MATERIAL FOR THIS TASK: Begin

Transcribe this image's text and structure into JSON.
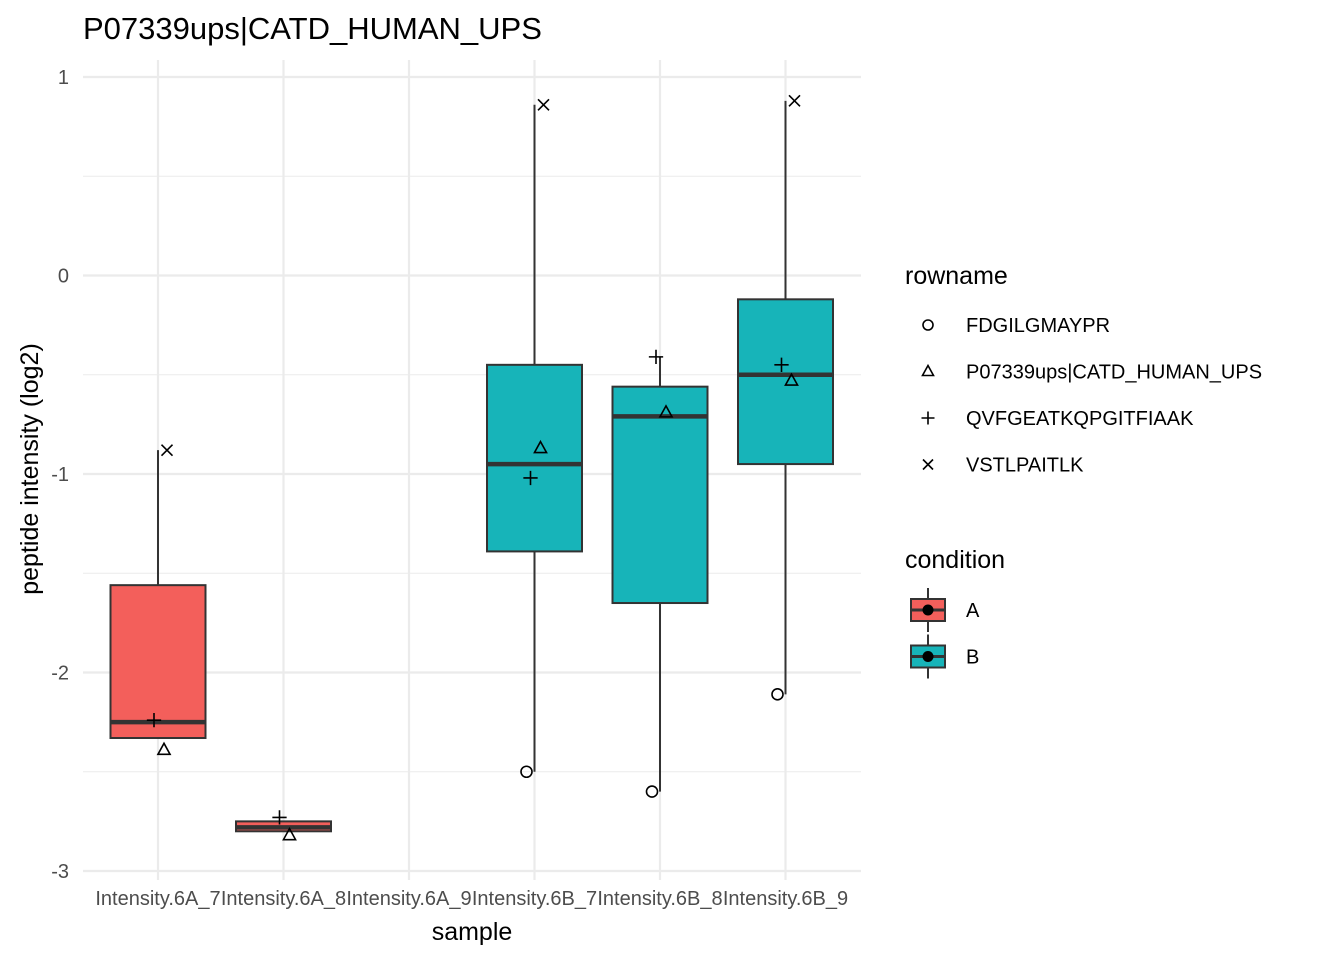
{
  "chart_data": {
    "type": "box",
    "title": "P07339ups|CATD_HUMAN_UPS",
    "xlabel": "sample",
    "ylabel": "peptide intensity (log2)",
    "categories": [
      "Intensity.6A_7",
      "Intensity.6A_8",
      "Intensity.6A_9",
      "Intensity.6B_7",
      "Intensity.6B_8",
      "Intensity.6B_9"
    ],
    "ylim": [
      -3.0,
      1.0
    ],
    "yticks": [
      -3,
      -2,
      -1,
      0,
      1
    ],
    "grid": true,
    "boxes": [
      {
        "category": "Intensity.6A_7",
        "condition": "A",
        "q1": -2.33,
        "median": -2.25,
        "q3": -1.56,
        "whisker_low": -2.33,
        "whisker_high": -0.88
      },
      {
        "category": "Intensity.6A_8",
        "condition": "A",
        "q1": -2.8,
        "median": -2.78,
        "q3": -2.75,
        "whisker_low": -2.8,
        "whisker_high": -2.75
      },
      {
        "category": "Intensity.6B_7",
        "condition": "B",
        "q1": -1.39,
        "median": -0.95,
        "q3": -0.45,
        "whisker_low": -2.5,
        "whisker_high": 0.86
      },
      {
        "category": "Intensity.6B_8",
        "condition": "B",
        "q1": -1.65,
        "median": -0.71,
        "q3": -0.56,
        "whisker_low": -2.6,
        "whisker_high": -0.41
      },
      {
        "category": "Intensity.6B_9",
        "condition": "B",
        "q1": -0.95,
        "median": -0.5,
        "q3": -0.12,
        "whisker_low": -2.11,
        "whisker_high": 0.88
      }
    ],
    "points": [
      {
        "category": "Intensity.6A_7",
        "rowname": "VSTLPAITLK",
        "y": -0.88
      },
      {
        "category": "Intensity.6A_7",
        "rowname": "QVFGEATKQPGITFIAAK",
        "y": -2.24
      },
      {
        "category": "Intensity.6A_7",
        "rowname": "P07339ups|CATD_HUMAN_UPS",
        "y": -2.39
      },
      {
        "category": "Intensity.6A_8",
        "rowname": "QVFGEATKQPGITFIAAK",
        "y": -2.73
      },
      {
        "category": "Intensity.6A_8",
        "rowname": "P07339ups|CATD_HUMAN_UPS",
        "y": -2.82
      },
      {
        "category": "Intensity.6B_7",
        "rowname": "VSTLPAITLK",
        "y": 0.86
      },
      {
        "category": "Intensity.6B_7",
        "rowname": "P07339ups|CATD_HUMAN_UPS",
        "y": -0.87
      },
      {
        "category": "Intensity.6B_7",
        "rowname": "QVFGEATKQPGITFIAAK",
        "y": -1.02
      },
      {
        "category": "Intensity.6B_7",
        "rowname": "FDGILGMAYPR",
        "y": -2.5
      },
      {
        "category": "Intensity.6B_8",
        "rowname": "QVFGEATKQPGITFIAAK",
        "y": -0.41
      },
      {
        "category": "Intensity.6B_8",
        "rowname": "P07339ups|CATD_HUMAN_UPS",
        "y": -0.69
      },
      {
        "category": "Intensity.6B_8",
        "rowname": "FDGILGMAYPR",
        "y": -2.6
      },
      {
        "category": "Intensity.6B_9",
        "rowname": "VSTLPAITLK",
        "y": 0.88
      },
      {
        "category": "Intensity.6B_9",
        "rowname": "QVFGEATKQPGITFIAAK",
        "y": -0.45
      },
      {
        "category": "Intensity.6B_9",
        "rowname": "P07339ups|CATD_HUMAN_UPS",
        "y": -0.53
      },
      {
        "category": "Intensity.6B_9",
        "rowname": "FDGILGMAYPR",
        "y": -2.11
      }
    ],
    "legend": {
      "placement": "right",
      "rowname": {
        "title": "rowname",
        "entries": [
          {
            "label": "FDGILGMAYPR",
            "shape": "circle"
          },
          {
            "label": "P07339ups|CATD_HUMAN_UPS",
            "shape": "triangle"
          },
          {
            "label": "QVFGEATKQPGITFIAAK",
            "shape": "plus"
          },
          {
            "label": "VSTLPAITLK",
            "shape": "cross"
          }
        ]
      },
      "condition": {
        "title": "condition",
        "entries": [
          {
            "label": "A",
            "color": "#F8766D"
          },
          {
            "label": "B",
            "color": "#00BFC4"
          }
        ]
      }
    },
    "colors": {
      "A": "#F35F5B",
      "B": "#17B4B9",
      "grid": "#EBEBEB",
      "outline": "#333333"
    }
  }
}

MATERIAL FOR THIS TASK: End

Reproduce each record from above exactly; pictures do not belong in the copy.

→ **RESPONSE BELOW**
Transcribe this image's text and structure into JSON.
{
  "chart_data": {
    "type": "box",
    "title": "P07339ups|CATD_HUMAN_UPS",
    "xlabel": "sample",
    "ylabel": "peptide intensity (log2)",
    "categories": [
      "Intensity.6A_7",
      "Intensity.6A_8",
      "Intensity.6A_9",
      "Intensity.6B_7",
      "Intensity.6B_8",
      "Intensity.6B_9"
    ],
    "ylim": [
      -3.0,
      1.0
    ],
    "yticks": [
      -3,
      -2,
      -1,
      0,
      1
    ],
    "grid": true,
    "boxes": [
      {
        "category": "Intensity.6A_7",
        "condition": "A",
        "q1": -2.33,
        "median": -2.25,
        "q3": -1.56,
        "whisker_low": -2.33,
        "whisker_high": -0.88
      },
      {
        "category": "Intensity.6A_8",
        "condition": "A",
        "q1": -2.8,
        "median": -2.78,
        "q3": -2.75,
        "whisker_low": -2.8,
        "whisker_high": -2.75
      },
      {
        "category": "Intensity.6B_7",
        "condition": "B",
        "q1": -1.39,
        "median": -0.95,
        "q3": -0.45,
        "whisker_low": -2.5,
        "whisker_high": 0.86
      },
      {
        "category": "Intensity.6B_8",
        "condition": "B",
        "q1": -1.65,
        "median": -0.71,
        "q3": -0.56,
        "whisker_low": -2.6,
        "whisker_high": -0.41
      },
      {
        "category": "Intensity.6B_9",
        "condition": "B",
        "q1": -0.95,
        "median": -0.5,
        "q3": -0.12,
        "whisker_low": -2.11,
        "whisker_high": 0.88
      }
    ],
    "points": [
      {
        "category": "Intensity.6A_7",
        "rowname": "VSTLPAITLK",
        "y": -0.88
      },
      {
        "category": "Intensity.6A_7",
        "rowname": "QVFGEATKQPGITFIAAK",
        "y": -2.24
      },
      {
        "category": "Intensity.6A_7",
        "rowname": "P07339ups|CATD_HUMAN_UPS",
        "y": -2.39
      },
      {
        "category": "Intensity.6A_8",
        "rowname": "QVFGEATKQPGITFIAAK",
        "y": -2.73
      },
      {
        "category": "Intensity.6A_8",
        "rowname": "P07339ups|CATD_HUMAN_UPS",
        "y": -2.82
      },
      {
        "category": "Intensity.6B_7",
        "rowname": "VSTLPAITLK",
        "y": 0.86
      },
      {
        "category": "Intensity.6B_7",
        "rowname": "P07339ups|CATD_HUMAN_UPS",
        "y": -0.87
      },
      {
        "category": "Intensity.6B_7",
        "rowname": "QVFGEATKQPGITFIAAK",
        "y": -1.02
      },
      {
        "category": "Intensity.6B_7",
        "rowname": "FDGILGMAYPR",
        "y": -2.5
      },
      {
        "category": "Intensity.6B_8",
        "rowname": "QVFGEATKQPGITFIAAK",
        "y": -0.41
      },
      {
        "category": "Intensity.6B_8",
        "rowname": "P07339ups|CATD_HUMAN_UPS",
        "y": -0.69
      },
      {
        "category": "Intensity.6B_8",
        "rowname": "FDGILGMAYPR",
        "y": -2.6
      },
      {
        "category": "Intensity.6B_9",
        "rowname": "VSTLPAITLK",
        "y": 0.88
      },
      {
        "category": "Intensity.6B_9",
        "rowname": "QVFGEATKQPGITFIAAK",
        "y": -0.45
      },
      {
        "category": "Intensity.6B_9",
        "rowname": "P07339ups|CATD_HUMAN_UPS",
        "y": -0.53
      },
      {
        "category": "Intensity.6B_9",
        "rowname": "FDGILGMAYPR",
        "y": -2.11
      }
    ],
    "legend": {
      "placement": "right",
      "rowname": {
        "title": "rowname",
        "entries": [
          {
            "label": "FDGILGMAYPR",
            "shape": "circle"
          },
          {
            "label": "P07339ups|CATD_HUMAN_UPS",
            "shape": "triangle"
          },
          {
            "label": "QVFGEATKQPGITFIAAK",
            "shape": "plus"
          },
          {
            "label": "VSTLPAITLK",
            "shape": "cross"
          }
        ]
      },
      "condition": {
        "title": "condition",
        "entries": [
          {
            "label": "A",
            "color": "#F8766D"
          },
          {
            "label": "B",
            "color": "#00BFC4"
          }
        ]
      }
    },
    "colors": {
      "A": "#F35F5B",
      "B": "#17B4B9",
      "grid": "#EBEBEB",
      "outline": "#333333"
    }
  }
}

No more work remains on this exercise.